#### DATA PROVIDED ####
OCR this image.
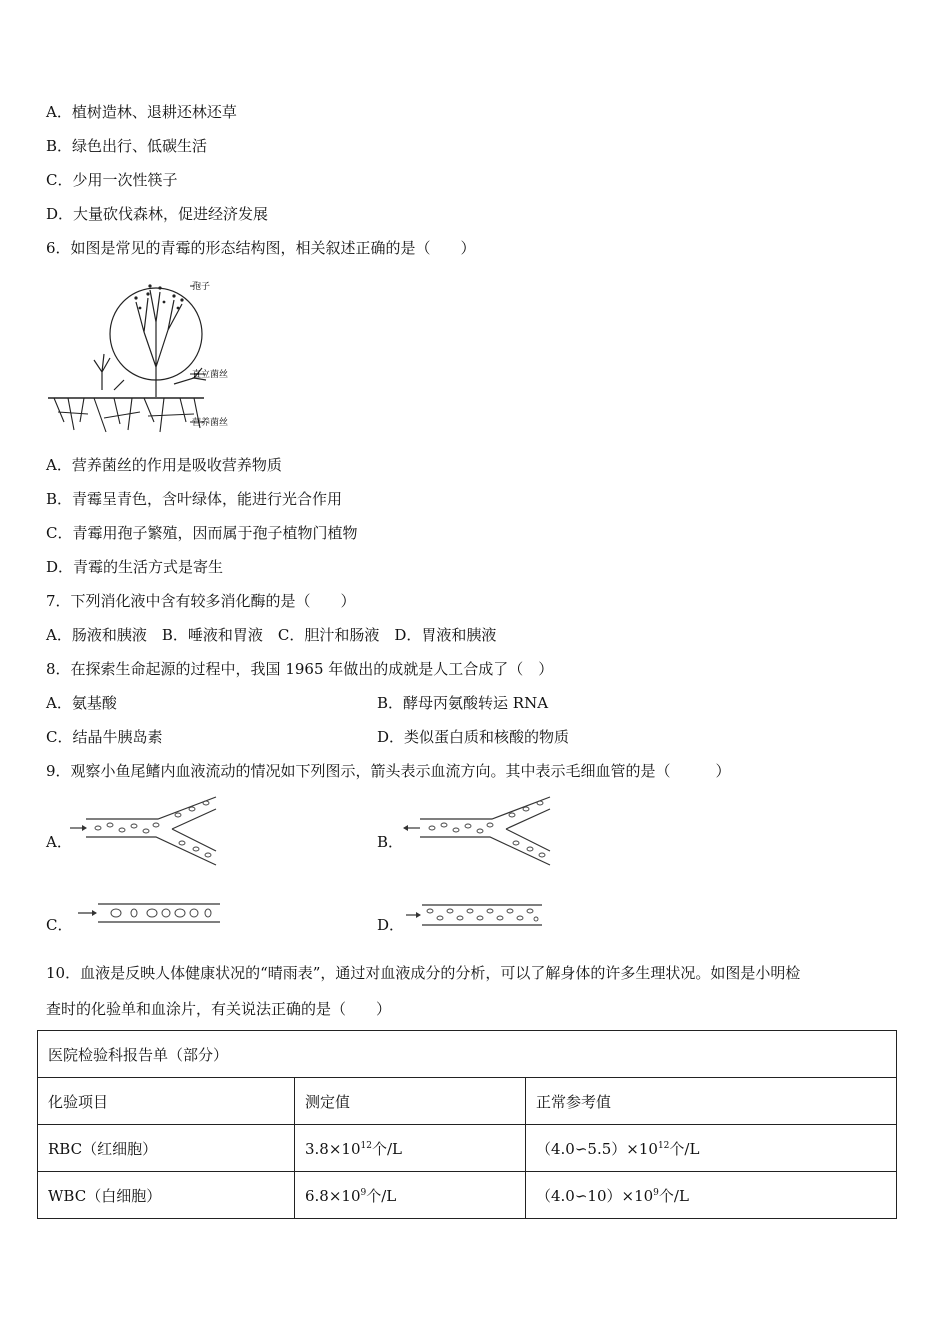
A．植树造林、退耕还林还草
B．绿色出行、低碳生活
C．少用一次性筷子
D．大量砍伐森林，促进经济发展
6．如图是常见的青霉的形态结构图，相关叙述正确的是（　　）
孢子
直立菌丝
营养菌丝
A．营养菌丝的作用是吸收营养物质
B．青霉呈青色，含叶绿体，能进行光合作用
C．青霉用孢子繁殖，因而属于孢子植物门植物
D．青霉的生活方式是寄生
7．下列消化液中含有较多消化酶的是（　　）
A．肠液和胰液　B．唾液和胃液　C．胆汁和肠液　D．胃液和胰液
8．在探索生命起源的过程中，我国 1965 年做出的成就是人工合成了（　）
A．氨基酸	B．酵母丙氨酸转运 RNA
C．结晶牛胰岛素	D．类似蛋白质和核酸的物质
9．观察小鱼尾鳍内血液流动的情况如下列图示，箭头表示血流方向。其中表示毛细血管的是（　　　）
A．	B．
C．	D．
10．血液是反映人体健康状况的“晴雨表”，通过对血液成分的分析，可以了解身体的许多生理状况。如图是小明检
查时的化验单和血涂片，有关说法正确的是（　　）
医院检验科报告单（部分）		
化验项目	测定值	正常参考值
RBC（红细胞）	$3.8\times 10^{12}$个/L	$(4.0∽5.5)\times 10^{12}$个/L
WBC（白细胞）	$6.8\times 10^9$个/L	$(4.0∽10)\times 10^9$个/L
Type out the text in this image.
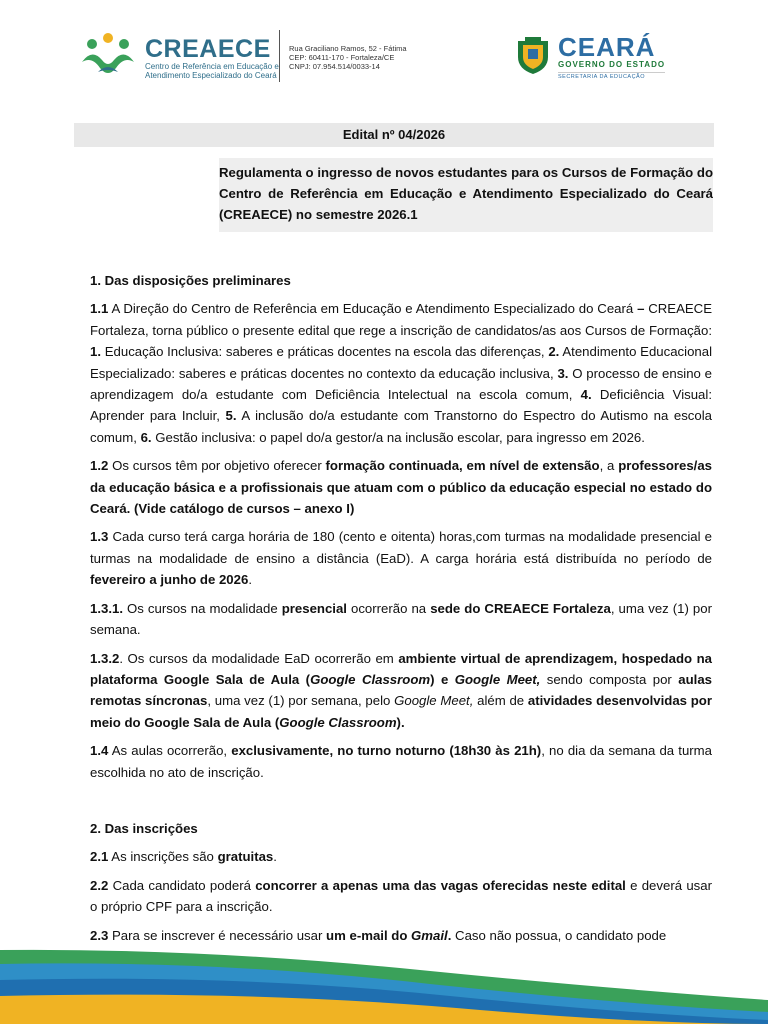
CREAECE
Centro de Referência em Educação e
Atendimento Especializado do Ceará
Rua Graciliano Ramos, 52 - Fátima
CEP: 60411-170 - Fortaleza/CE
CNPJ: 07.954.514/0033-14
CEARÁ
GOVERNO DO ESTADO
SECRETARIA DA EDUCAÇÃO
Edital nº 04/2026
Regulamenta o ingresso de novos estudantes para os Cursos de Formação do Centro de Referência em Educação e Atendimento Especializado do Ceará (CREAECE) no semestre 2026.1
1. Das disposições preliminares

1.1 A Direção do Centro de Referência em Educação e Atendimento Especializado do Ceará – CREAECE Fortaleza, torna público o presente edital que rege a inscrição de candidatos/as aos Cursos de Formação: 1. Educação Inclusiva: saberes e práticas docentes na escola das diferenças, 2. Atendimento Educacional Especializado: saberes e práticas docentes no contexto da educação inclusiva, 3. O processo de ensino e aprendizagem do/a estudante com Deficiência Intelectual na escola comum, 4. Deficiência Visual: Aprender para Incluir, 5. A inclusão do/a estudante com Transtorno do Espectro do Autismo na escola comum, 6. Gestão inclusiva: o papel do/a gestor/a na inclusão escolar, para ingresso em 2026.

1.2 Os cursos têm por objetivo oferecer formação continuada, em nível de extensão, a professores/as da educação básica e a profissionais que atuam com o público da educação especial no estado do Ceará. (Vide catálogo de cursos – anexo I)

1.3 Cada curso terá carga horária de 180 (cento e oitenta) horas,com turmas na modalidade presencial e turmas na modalidade de ensino a distância (EaD). A carga horária está distribuída no período de fevereiro a junho de 2026.

1.3.1. Os cursos na modalidade presencial ocorrerão na sede do CREAECE Fortaleza, uma vez (1) por semana.

1.3.2. Os cursos da modalidade EaD ocorrerão em ambiente virtual de aprendizagem, hospedado na plataforma Google Sala de Aula (Google Classroom) e Google Meet, sendo composta por aulas remotas síncronas, uma vez (1) por semana, pelo Google Meet, além de atividades desenvolvidas por meio do Google Sala de Aula (Google Classroom).

1.4 As aulas ocorrerão, exclusivamente, no turno noturno (18h30 às 21h), no dia da semana da turma escolhida no ato de inscrição.

2. Das inscrições

2.1 As inscrições são gratuitas.

2.2 Cada candidato poderá concorrer a apenas uma das vagas oferecidas neste edital e deverá usar o próprio CPF para a inscrição.

2.3 Para se inscrever é necessário usar um e-mail do Gmail. Caso não possua, o candidato pode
####
• **REQUIREMENTS**
Every line should be retyped exactly, with the pictures omitted.

• **ANSWER IN FULL**
OCR this image.
A．植树造林、退耕还林还草
B．绿色出行、低碳生活
C．少用一次性筷子
D．大量砍伐森林，促进经济发展
6．如图是常见的青霉的形态结构图，相关叙述正确的是（　　）
孢子
直立菌丝
营养菌丝
A．营养菌丝的作用是吸收营养物质
B．青霉呈青色，含叶绿体，能进行光合作用
C．青霉用孢子繁殖，因而属于孢子植物门植物
D．青霉的生活方式是寄生
7．下列消化液中含有较多消化酶的是（　　）
A．肠液和胰液　B．唾液和胃液　C．胆汁和肠液　D．胃液和胰液
8．在探索生命起源的过程中，我国 1965 年做出的成就是人工合成了（　）
A．氨基酸	B．酵母丙氨酸转运 RNA
C．结晶牛胰岛素	D．类似蛋白质和核酸的物质
9．观察小鱼尾鳍内血液流动的情况如下列图示，箭头表示血流方向。其中表示毛细血管的是（　　　）
A．	B．
C．	D．
10．血液是反映人体健康状况的“晴雨表”，通过对血液成分的分析，可以了解身体的许多生理状况。如图是小明检
查时的化验单和血涂片，有关说法正确的是（　　）
医院检验科报告单（部分）		
化验项目	测定值	正常参考值
RBC（红细胞）	$3.8\times 10^{12}$个/L	$(4.0∽5.5)\times 10^{12}$个/L
WBC（白细胞）	$6.8\times 10^9$个/L	$(4.0∽10)\times 10^9$个/L
Type out the text in this image.
CREAECE
Centro de Referência em Educação e
Atendimento Especializado do Ceará
Rua Graciliano Ramos, 52 - Fátima
CEP: 60411-170 - Fortaleza/CE
CNPJ: 07.954.514/0033-14
CEARÁ
GOVERNO DO ESTADO
SECRETARIA DA EDUCAÇÃO
Edital nº 04/2026
Regulamenta o ingresso de novos estudantes para os Cursos de Formação do Centro de Referência em Educação e Atendimento Especializado do Ceará (CREAECE) no semestre 2026.1
1. Das disposições preliminares

1.1 A Direção do Centro de Referência em Educação e Atendimento Especializado do Ceará – CREAECE Fortaleza, torna público o presente edital que rege a inscrição de candidatos/as aos Cursos de Formação: 1. Educação Inclusiva: saberes e práticas docentes na escola das diferenças, 2. Atendimento Educacional Especializado: saberes e práticas docentes no contexto da educação inclusiva, 3. O processo de ensino e aprendizagem do/a estudante com Deficiência Intelectual na escola comum, 4. Deficiência Visual: Aprender para Incluir, 5. A inclusão do/a estudante com Transtorno do Espectro do Autismo na escola comum, 6. Gestão inclusiva: o papel do/a gestor/a na inclusão escolar, para ingresso em 2026.

1.2 Os cursos têm por objetivo oferecer formação continuada, em nível de extensão, a professores/as da educação básica e a profissionais que atuam com o público da educação especial no estado do Ceará. (Vide catálogo de cursos – anexo I)

1.3 Cada curso terá carga horária de 180 (cento e oitenta) horas,com turmas na modalidade presencial e turmas na modalidade de ensino a distância (EaD). A carga horária está distribuída no período de fevereiro a junho de 2026.

1.3.1. Os cursos na modalidade presencial ocorrerão na sede do CREAECE Fortaleza, uma vez (1) por semana.

1.3.2. Os cursos da modalidade EaD ocorrerão em ambiente virtual de aprendizagem, hospedado na plataforma Google Sala de Aula (Google Classroom) e Google Meet, sendo composta por aulas remotas síncronas, uma vez (1) por semana, pelo Google Meet, além de atividades desenvolvidas por meio do Google Sala de Aula (Google Classroom).

1.4 As aulas ocorrerão, exclusivamente, no turno noturno (18h30 às 21h), no dia da semana da turma escolhida no ato de inscrição.

2. Das inscrições

2.1 As inscrições são gratuitas.

2.2 Cada candidato poderá concorrer a apenas uma das vagas oferecidas neste edital e deverá usar o próprio CPF para a inscrição.

2.3 Para se inscrever é necessário usar um e-mail do Gmail. Caso não possua, o candidato pode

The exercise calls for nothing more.